CREATE INDEX idx_sessions_user ON user_sessions(user_id);
CREATE INDEX idx_sessions_bot ON user_sessions(bot_id);
CREATE INDEX idx_messages_session ON message_history(session_id);
CREATE INDEX idx_kb_collection ON kb_documents(collection);

Caching Strategy

Cache Layers

┌─────────────────────────────────────────┐
│            Semantic Cache               │
│  (LLM responses by query similarity)    │
└───────────────────┬─────────────────────┘
                    │
┌───────────────────▼─────────────────────┐
│            Session Cache                │
│    (Active sessions, user context)      │
└───────────────────┬─────────────────────┘
                    │
┌───────────────────▼─────────────────────┐
│            Data Cache                   │
│   (KB results, config, templates)       │
└─────────────────────────────────────────┘

Cache Keys

Pattern TTL Description
session:{id} 30m Active session data
semantic:{hash} 24h LLM response cache
kb:{collection}:{hash} 1h KB search results
config:{bot_id} 5m Bot configuration
user:{id} 15m User preferences

Semantic Cache

// Query similarity check
let cache_key = compute_embedding_hash(query);
if let Some(cached) = redis.get(&cache_key).await? {
    if similarity(query, cached.query) > 0.95 {
        return cached.response;
    }
}

LLM Integration

Provider Abstraction

pub trait LlmProvider: Send + Sync {
    async fn complete(&self, request: CompletionRequest) 
        -> Result<CompletionResponse>;
    
    async fn complete_stream(&self, request: CompletionRequest) 
        -> Result<impl Stream<Item = StreamChunk>>;
    
    async fn embed(&self, text: &str) 
        -> Result<Vec<f32>>;
}

Supported Providers

Provider Models Features
OpenAI GPT-4, GPT-3.5 Streaming, Functions, Vision
Anthropic Claude 3 Streaming, Long context
Groq Llama, Mixtral Fast inference
Ollama Any local Self-hosted

Request Flow

// 1. Build messages with context
let messages = build_messages(history, kb_context, system_prompt);

// 2. Add tools if registered
let tools = get_registered_tools(session);

// 3. Check semantic cache
if let Some(cached) = semantic_cache.get(&messages).await? {
    return Ok(cached);
}

// 4. Call LLM
let response = llm.complete(CompletionRequest {
    messages,
    tools,
    temperature: config.temperature,
    max_tokens: config.max_tokens,
}).await?;

// 5. Cache response
semantic_cache.set(&messages, &response).await?;

BASIC Runtime

Compilation Pipeline

Source Code (.bas)

- Dataset:
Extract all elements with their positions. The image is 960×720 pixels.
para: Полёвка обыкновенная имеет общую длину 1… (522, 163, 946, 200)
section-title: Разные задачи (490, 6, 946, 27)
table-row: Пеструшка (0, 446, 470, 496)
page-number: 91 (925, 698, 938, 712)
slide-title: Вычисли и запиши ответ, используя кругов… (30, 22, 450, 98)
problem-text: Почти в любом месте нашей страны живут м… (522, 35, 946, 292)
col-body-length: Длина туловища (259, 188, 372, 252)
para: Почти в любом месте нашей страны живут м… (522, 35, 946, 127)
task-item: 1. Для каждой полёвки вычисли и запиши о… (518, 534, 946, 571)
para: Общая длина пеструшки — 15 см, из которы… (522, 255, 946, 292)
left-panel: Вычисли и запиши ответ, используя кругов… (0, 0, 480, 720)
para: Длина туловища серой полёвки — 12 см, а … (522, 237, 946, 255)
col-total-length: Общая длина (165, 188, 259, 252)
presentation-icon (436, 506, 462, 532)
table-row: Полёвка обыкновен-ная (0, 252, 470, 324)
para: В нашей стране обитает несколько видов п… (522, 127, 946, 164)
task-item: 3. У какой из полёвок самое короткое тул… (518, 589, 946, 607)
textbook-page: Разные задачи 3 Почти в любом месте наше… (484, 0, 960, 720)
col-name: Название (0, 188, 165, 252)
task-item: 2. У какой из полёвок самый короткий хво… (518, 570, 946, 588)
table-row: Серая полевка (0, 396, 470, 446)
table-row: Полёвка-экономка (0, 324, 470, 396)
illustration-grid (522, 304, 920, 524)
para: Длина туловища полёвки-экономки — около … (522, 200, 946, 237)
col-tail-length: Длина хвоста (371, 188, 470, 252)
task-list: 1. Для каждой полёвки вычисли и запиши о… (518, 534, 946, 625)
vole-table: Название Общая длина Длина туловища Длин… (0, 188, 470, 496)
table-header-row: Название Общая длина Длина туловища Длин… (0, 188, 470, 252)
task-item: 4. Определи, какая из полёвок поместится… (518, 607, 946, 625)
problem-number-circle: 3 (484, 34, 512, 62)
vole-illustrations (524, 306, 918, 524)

- Tasks:
A: Answer these from the text on caching and LLM integration:
(i) What TTL is listed for the `kb:{collection}:{hash}` key pattern?
(ii) Which provider is listed with the feature "Fast inference"?
(iii) What similarity value must a cached query exceed before its response is returned?
B: Pick up the text on caching and LLM integration after its final line and keep writing it.

- Answers for each item:
A:
(i) 1h
(ii) Groq
(iii) 0.95

B:
       │
       ▼
┌──────────────┐
│    Lexer     │──▶ Tokens
└──────────────┘
       │
       ▼
┌──────────────┐
│    Parser    │──▶ AST
└──────────────┘
       │
       ▼
┌──────────────┐
│   Analyzer   │──▶ Validated AST
└──────────────┘
       │
       ▼
┌──────────────┐
│   Runtime    │──▶ Execution
└──────────────┘

Execution Context

pub struct RuntimeContext {
    pub session: Session,
    pub variables: HashMap<String, Value>,
    pub tools: Vec<Tool>,
    pub kb: Vec<KnowledgeBase>,
    pub state: Arc<AppState>,
}

Security Architecture

Authentication Flow

Client Request
       │
       ▼
┌──────────────┐
│   Extract    │
│    Token     │
└──────┬───────┘
       │
       ▼
┌──────────────┐     ┌──────────────┐
│   Validate   │────▶│   Zitadel    │
│     JWT      │     │   (OIDC)     │
└──────┬───────┘     └──────────────┘
       │
       ▼
┌──────────────┐
│  Check       │
│  Permissions │
└──────┬───────┘
       │
       ▼
Handler Execution

Security Layers

  1. Transport: TLS 1.3 (rustls)
  2. Authentication: JWT/OAuth 2.0 (Zitadel)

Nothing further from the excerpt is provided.